* What is expected
Copy each line of the entries that contains the word "ребенка".

* Available data

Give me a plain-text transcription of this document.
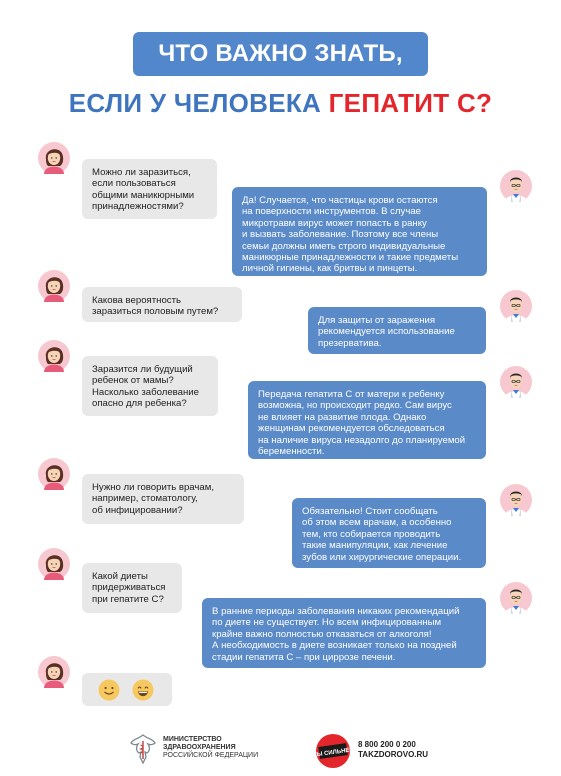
ЧТО ВАЖНО ЗНАТЬ,
ЕСЛИ У ЧЕЛОВЕКА ГЕПАТИТ С?
Можно ли заразиться,
если пользоваться
общими маникюрными
принадлежностями?
Да! Случается, что частицы крови остаются
на поверхности инструментов. В случае
микротравм вирус может попасть в ранку
и вызвать заболевание. Поэтому все члены
семьи должны иметь строго индивидуальные
маникюрные принадлежности и такие предметы
личной гигиены, как бритвы и пинцеты.
Какова вероятность
заразиться половым путем?
Для защиты от заражения
рекомендуется использование
презерватива.
Заразится ли будущий
ребенок от мамы?
Насколько заболевание
опасно для ребенка?
Передача гепатита С от матери к ребенку
возможна, но происходит редко. Сам вирус
не влияет на развитие плода. Однако
женщинам рекомендуется обследоваться
на наличие вируса незадолго до планируемой
беременности.
Нужно ли говорить врачам,
например, стоматологу,
об инфицировании?	Обязательно! Стоит сообщать
об этом всем врачам, а особенно
тем, кто собирается проводить
такие манипуляции, как лечение
зубов или хирургические операции.
Какой диеты
придерживаться
при гепатите С?
В ранние периоды заболевания никаких рекомендаций
по диете не существует. Но всем инфицированным
крайне важно полностью отказаться от алкоголя!
А необходимость в диете возникает только на поздней
стадии гепатита С – при циррозе печени.
МИНИСТЕРСТВО
ЗДРАВООХРАНЕНИЯ
РОССИЙСКОЙ ФЕДЕРАЦИИ	ТЫ СИЛЬНЕЕ
8 800 200 0 200
TAKZDOROVO.RU
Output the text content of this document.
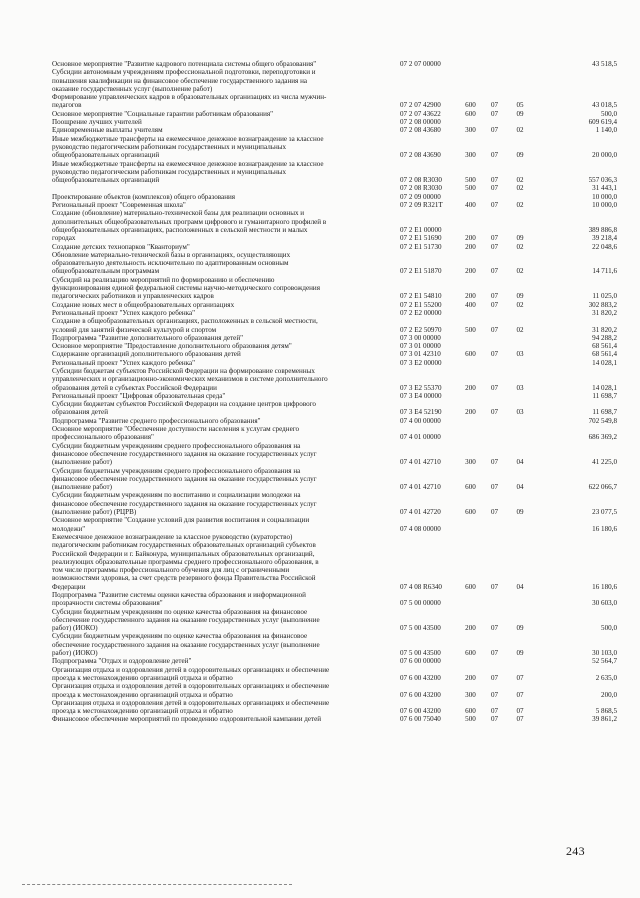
Основное мероприятие "Развитие кадрового потенциала системы общего образования"	07 2 07 00000	43 518,5
Субсидии автономным учреждениям профессиональной подготовки, переподготовки и
повышения квалификации на финансовое обеспечение государственного задания на
оказание государственных услуг (выполнение работ)
Формирование управленческих кадров в образовательных организациях из числа мужчин-
педагогов	07 2 07 42900	600	07	05	43 018,5
Основное мероприятие "Социальные гарантии работникам образования"	07 2 07 43622	600	07	09	500,0
Поощрение лучших учителей	07 2 08 00000	609 619,4
Единовременные выплаты учителям	07 2 08 43680	300	07	02	1 140,0
Иные межбюджетные трансферты на ежемесячное денежное вознаграждение за классное
руководство педагогическим работникам государственных и муниципальных
общеобразовательных организаций	07 2 08 43690	300	07	09	20 000,0
Иные межбюджетные трансферты на ежемесячное денежное вознаграждение за классное
руководство педагогическим работникам государственных и муниципальных
общеобразовательных организаций	07 2 08 R3030	500	07	02	557 036,3
07 2 08 R3030	500	07	02	31 443,1
Проектирование объектов (комплексов) общего образования	07 2 09 00000	10 000,0
Региональный проект "Современная школа"	07 2 09 R321T	400	07	02	10 000,0
Создание (обновление) материально-технической базы для реализации основных и
дополнительных общеобразовательных программ цифрового и гуманитарного профилей в
общеобразовательных организациях, расположенных в сельской местности и малых	07 2 E1 00000	389 886,8
городах	07 2 E1 51690	200	07	09	39 218,4
Создание детских технопарков "Кванториум"	07 2 E1 51730	200	07	02	22 048,6
Обновление материально-технической базы в организациях, осуществляющих
образовательную деятельность исключительно по адаптированным основным
общеобразовательным программам	07 2 E1 51870	200	07	02	14 711,6
Субсидий на реализацию мероприятий по формированию и обеспечению
функционирования единой федеральной системы научно-методического сопровождения
педагогических работников и управленческих кадров	07 2 E1 54810	200	07	09	11 025,0
Создание новых мест в общеобразовательных организациях	07 2 E1 55200	400	07	02	302 883,2
Региональный проект "Успех каждого ребенка"	07 2 E2 00000	31 820,2
Создание в общеобразовательных организациях, расположенных в сельской местности,
условий для занятий физической культурой и спортом	07 2 E2 50970	500	07	02	31 820,2
Подпрограмма "Развитие дополнительного образования детей"	07 3 00 00000	94 288,2
Основное мероприятие "Предоставление дополнительного образования детям"	07 3 01 00000	68 561,4
Содержание организаций дополнительного образования детей	07 3 01 42310	600	07	03	68 561,4
Региональный проект "Успех каждого ребенка"	07 3 E2 00000	14 028,1
Субсидии бюджетам субъектов Российской Федерации на формирование современных
управленческих и организационно-экономических механизмов в системе дополнительного
образования детей в субъектах Российской Федерации	07 3 E2 55370	200	07	03	14 028,1
Региональный проект "Цифровая образовательная среда"	07 3 E4 00000	11 698,7
Субсидии бюджетам субъектов Российской Федерации на создание центров цифрового
образования детей	07 3 E4 52190	200	07	03	11 698,7
Подпрограмма "Развитие среднего профессионального образования"	07 4 00 00000	702 549,8
Основное мероприятие "Обеспечение доступности населения к услугам среднего
профессионального образования"	07 4 01 00000	686 369,2
Субсидии бюджетным учреждениям среднего профессионального образования на
финансовое обеспечение государственного задания на оказание государственных услуг
(выполнение работ)	07 4 01 42710	300	07	04	41 225,0
Субсидии бюджетным учреждениям среднего профессионального образования на
финансовое обеспечение государственного задания на оказание государственных услуг
(выполнение работ)	07 4 01 42710	600	07	04	622 066,7
Субсидии бюджетным учреждениям по воспитанию и социализации молодежи на
финансовое обеспечение государственного задания на оказание государственных услуг
(выполнение работ) (РЦРВ)	07 4 01 42720	600	07	09	23 077,5
Основное мероприятие "Создание условий для развития воспитания и социализации
молодежи"	07 4 08 00000	16 180,6
Ежемесячное денежное вознаграждение за классное руководство (кураторство)
педагогическим работникам государственных образовательных организаций субъектов
Российской Федерации и г. Байконура, муниципальных образовательных организаций,
реализующих образовательные программы среднего профессионального образования, в
том числе программы профессионального обучения для лиц с ограниченными
возможностями здоровья, за счет средств резервного фонда Правительства Российской
Федерации	07 4 08 R6340	600	07	04	16 180,6
Подпрограмма "Развитие системы оценки качества образования и информационной
прозрачности системы образования"	07 5 00 00000	30 603,0
Субсидии бюджетным учреждениям по оценке качества образования на финансовое
обеспечение государственного задания на оказание государственных услуг (выполнение
работ) (ИОКО)	07 5 00 43500	200	07	09	500,0
Субсидии бюджетным учреждениям по оценке качества образования на финансовое
обеспечение государственного задания на оказание государственных услуг (выполнение
работ) (ИОКО)	07 5 00 43500	600	07	09	30 103,0
Подпрограмма "Отдых и оздоровление детей"	07 6 00 00000	52 564,7
Организация отдыха и оздоровления детей в оздоровительных организациях и обеспечение
проезда к местонахождению организаций отдыха и обратно	07 6 00 43200	200	07	07	2 635,0
Организация отдыха и оздоровления детей в оздоровительных организациях и обеспечение
проезда к местонахождению организаций отдыха и обратно	07 6 00 43200	300	07	07	200,0
Организация отдыха и оздоровления детей в оздоровительных организациях и обеспечение
проезда к местонахождению организаций отдыха и обратно	07 6 00 43200	600	07	07	5 868,5
Финансовое обеспечение мероприятий по проведению оздоровительной кампании детей	07 6 00 75040	500	07	07	39 861,2
243
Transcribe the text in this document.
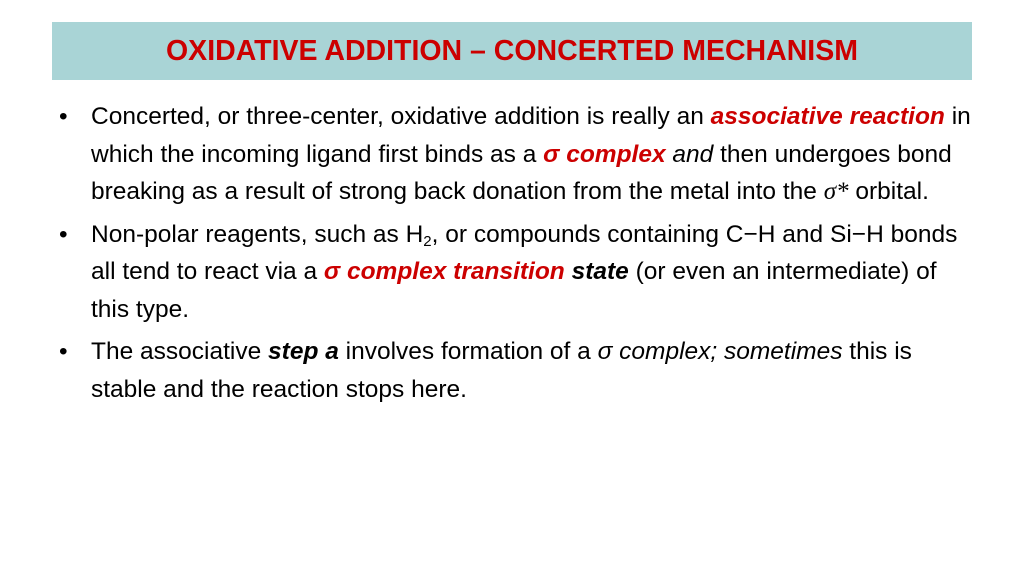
OXIDATIVE ADDITION – CONCERTED MECHANISM
• Concerted, or three-center, oxidative addition is really an associative reaction in which the incoming ligand first binds as a σ complex and then undergoes bond breaking as a result of strong back donation from the metal into the σ* orbital.
• Non-polar reagents, such as $H_2$, or compounds containing C−H and Si−H bonds all tend to react via a σ complex transition state (or even an intermediate) of this type.
• The associative step a involves formation of a σ complex; sometimes this is stable and the reaction stops here.
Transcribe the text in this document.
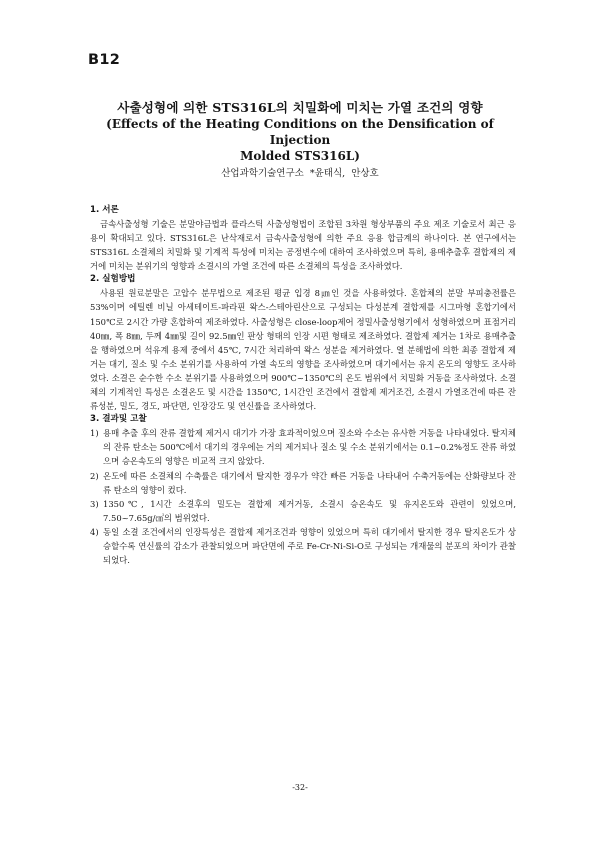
B12
사출성형에 의한 STS316L의 치밀화에 미치는 가열 조건의 영향
(Effects of the Heating Conditions on the Densification of Injection
Molded STS316L)
산업과학기술연구소 *윤태식, 안상호
1. 서론

금속사출성형 기술은 분말야금법과 플라스틱 사출성형법이 조합된 3차원 형상부품의 주요 제조 기술로서 최근 응용이 확대되고 있다. STS316L은 난삭재로서 금속사출성형에 의한 주요 응용 합금계의 하나이다. 본 연구에서는 STS316L 소결체의 치밀화 및 기계적 특성에 미치는 공정변수에 대하여 조사하였으며 특히, 용매추출후 결합제의 제거에 미치는 분위기의 영향과 소결시의 가열 조건에 따른 소결체의 특성을 조사하였다.

2. 실험방법

사용된 원료분말은 고압수 분무법으로 제조된 평균 입경 8㎛인 것을 사용하였다. 혼합체의 분말 부피충전률은 53%이며 에틸렌 비닐 아세테이트-파라핀 왁스-스테아린산으로 구성되는 다성분계 결합제를 시그마형 혼합기에서 150℃로 2시간 가량 혼합하여 제조하였다. 사출성형은 close-loop제어 정밀사출성형기에서 성형하였으며 표점거리 40㎜, 폭 8㎜, 두께 4㎜및 길이 92.5㎜인 판상 형태의 인장 시편 형태로 제조하였다. 결합제 제거는 1차로 용매추출을 행하였으며 석유계 용제 중에서 45℃, 7시간 처리하여 왁스 성분을 제거하였다. 열 분해법에 의한 최종 결합제 제거는 대기, 질소 및 수소 분위기를 사용하여 가열 속도의 영향을 조사하였으며 대기에서는 유지 온도의 영향도 조사하였다. 소결은 순수한 수소 분위기를 사용하였으며 900℃~1350℃의 온도 범위에서 치밀화 거동을 조사하였다. 소결체의 기계적인 특성은 소결온도 및 시간을 1350℃, 1시간인 조건에서 결합제 제거조건, 소결시 가열조건에 따른 잔류성분, 밀도, 경도, 파단면, 인장강도 및 연신률을 조사하였다.

3. 결과및 고찰
1) 용매 추출 후의 잔류 결합제 제거시 대기가 가장 효과적이었으며 질소와 수소는 유사한 거동을 나타내었다. 탈지체의 잔류 탄소는 500℃에서 대기의 경우에는 거의 제거되나 질소 및 수소 분위기에서는 0.1~0.2%정도 잔류 하였으며 승온속도의 영향은 비교적 크지 않았다.
2) 온도에 따른 소결체의 수축률은 대기에서 탈지한 경우가 약간 빠른 거동을 나타내어 수축거동에는 산화량보다 잔류 탄소의 영향이 컸다.
3) 1350℃, 1시간 소결후의 밀도는 결합제 제거거동, 소결시 승온속도 및 유지온도와 관련이 있었으며, 7.50~7.65g/㎤의 범위였다.
4) 동일 소결 조건에서의 인장특성은 결합제 제거조건과 영향이 있었으며 특히 대기에서 탈지한 경우 탈지온도가 상승할수록 연신률의 감소가 관찰되었으며 파단면에 주로 Fe-Cr-Ni-Si-O로 구성되는 개재물의 분포의 차이가 관찰되었다.
-32-
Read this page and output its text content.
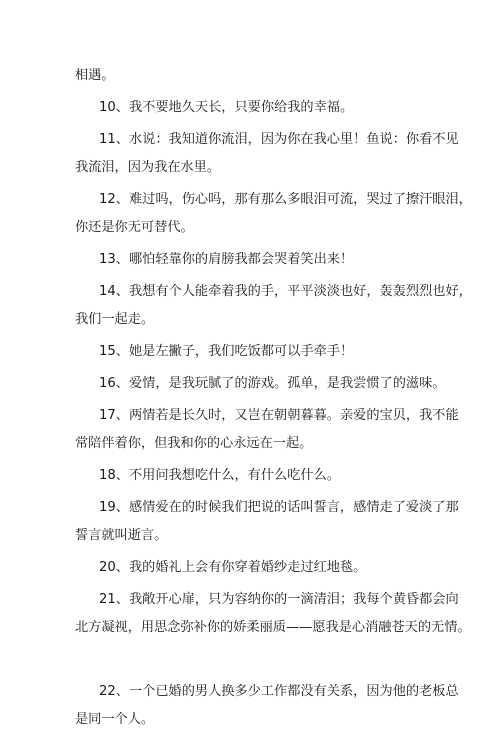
相遇。

10、我不要地久天长，只要你给我的幸福。

11、水说：我知道你流泪，因为你在我心里！鱼说：你看不见
我流泪，因为我在水里。

12、难过吗，伤心吗，那有那么多眼泪可流，哭过了擦汗眼泪，
你还是你无可替代。

13、哪怕轻靠你的肩膀我都会哭着笑出来！

14、我想有个人能牵着我的手，平平淡淡也好，轰轰烈烈也好，
我们一起走。

15、她是左撇子，我们吃饭都可以手牵手！

16、爱情，是我玩腻了的游戏。孤单，是我尝惯了的滋味。

17、两情若是长久时，又岂在朝朝暮暮。亲爱的宝贝，我不能
常陪伴着你，但我和你的心永远在一起。

18、不用问我想吃什么，有什么吃什么。

19、感情爱在的时候我们把说的话叫誓言，感情走了爱淡了那
誓言就叫逝言。

20、我的婚礼上会有你穿着婚纱走过红地毯。

21、我敞开心扉，只为容纳你的一滴清泪；我每个黄昏都会向
北方凝视，用思念弥补你的娇柔丽质——愿我是心消融苍天的无情。

22、一个已婚的男人换多少工作都没有关系，因为他的老板总
是同一个人。
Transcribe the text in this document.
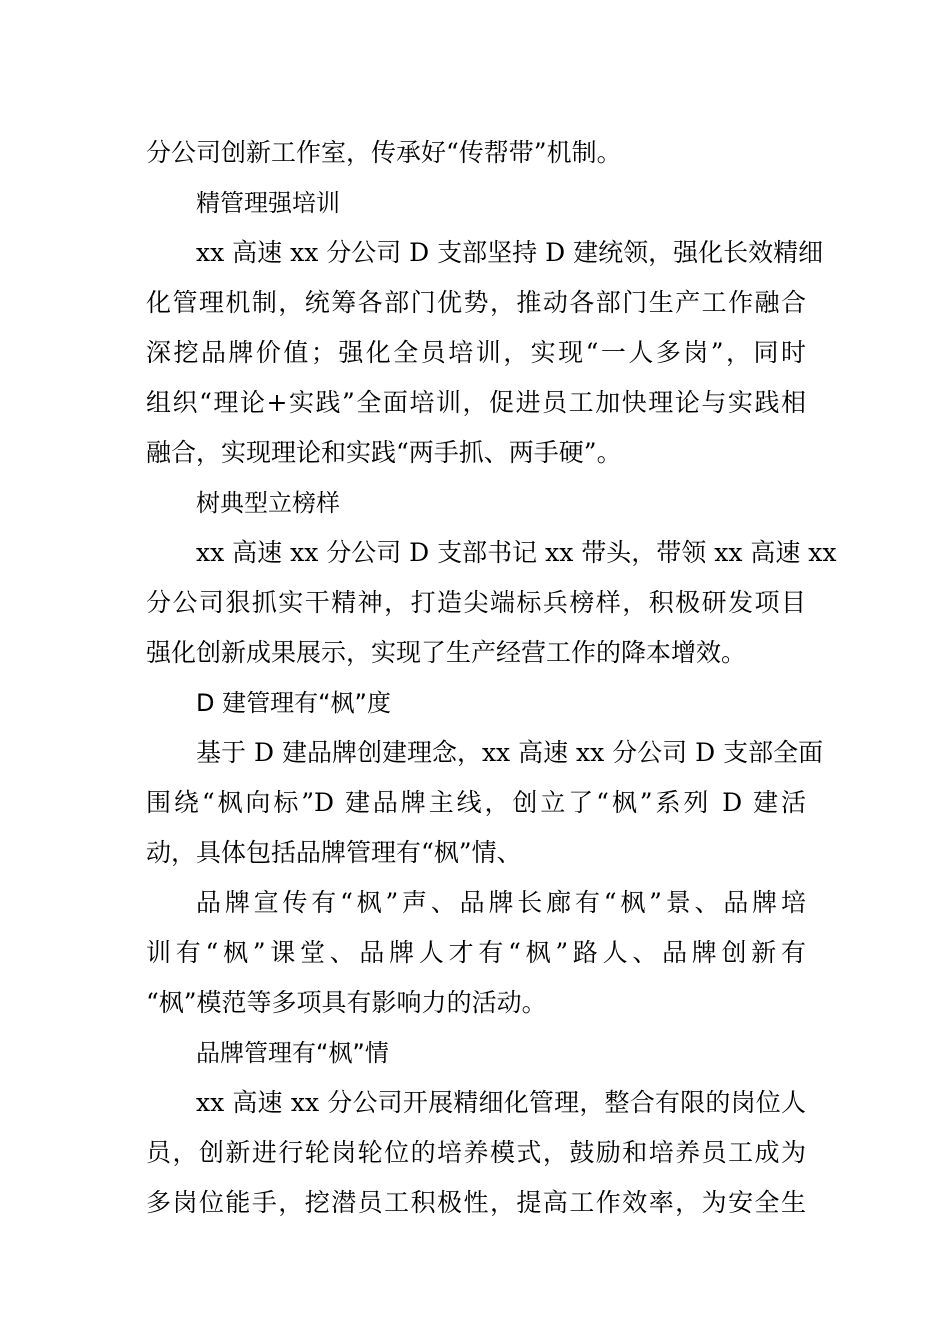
分公司创新工作室，传承好“传帮带”机制。
精管理强培训
xx 高速 xx 分公司 D 支部坚持 D 建统领，强化长效精细
化管理机制，统筹各部门优势，推动各部门生产工作融合
深挖品牌价值；强化全员培训，实现“一人多岗”，同时
组织“理论+实践”全面培训，促进员工加快理论与实践相
融合，实现理论和实践“两手抓、两手硬”。
树典型立榜样
xx 高速 xx 分公司 D 支部书记 xx 带头，带领 xx 高速 xx
分公司狠抓实干精神，打造尖端标兵榜样，积极研发项目
强化创新成果展示，实现了生产经营工作的降本增效。
D 建管理有“枫”度
基于 D 建品牌创建理念，xx 高速 xx 分公司 D 支部全面
围绕“枫向标”D 建品牌主线，创立了“枫”系列 D 建活
动，具体包括品牌管理有“枫”情、
品牌宣传有“枫”声、品牌长廊有“枫”景、品牌培
训有“枫”课堂、品牌人才有“枫”路人、品牌创新有
“枫”模范等多项具有影响力的活动。
品牌管理有“枫”情
xx 高速 xx 分公司开展精细化管理，整合有限的岗位人
员，创新进行轮岗轮位的培养模式，鼓励和培养员工成为
多岗位能手，挖潜员工积极性，提高工作效率，为安全生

* Solved problem
опасно для ребенка?
Региональный проект "Успех каждого ребенка"	07 2 E2 00000	31 820,2
Региональный проект "Успех каждого ребенка"	07 3 E2 00000	14 028,1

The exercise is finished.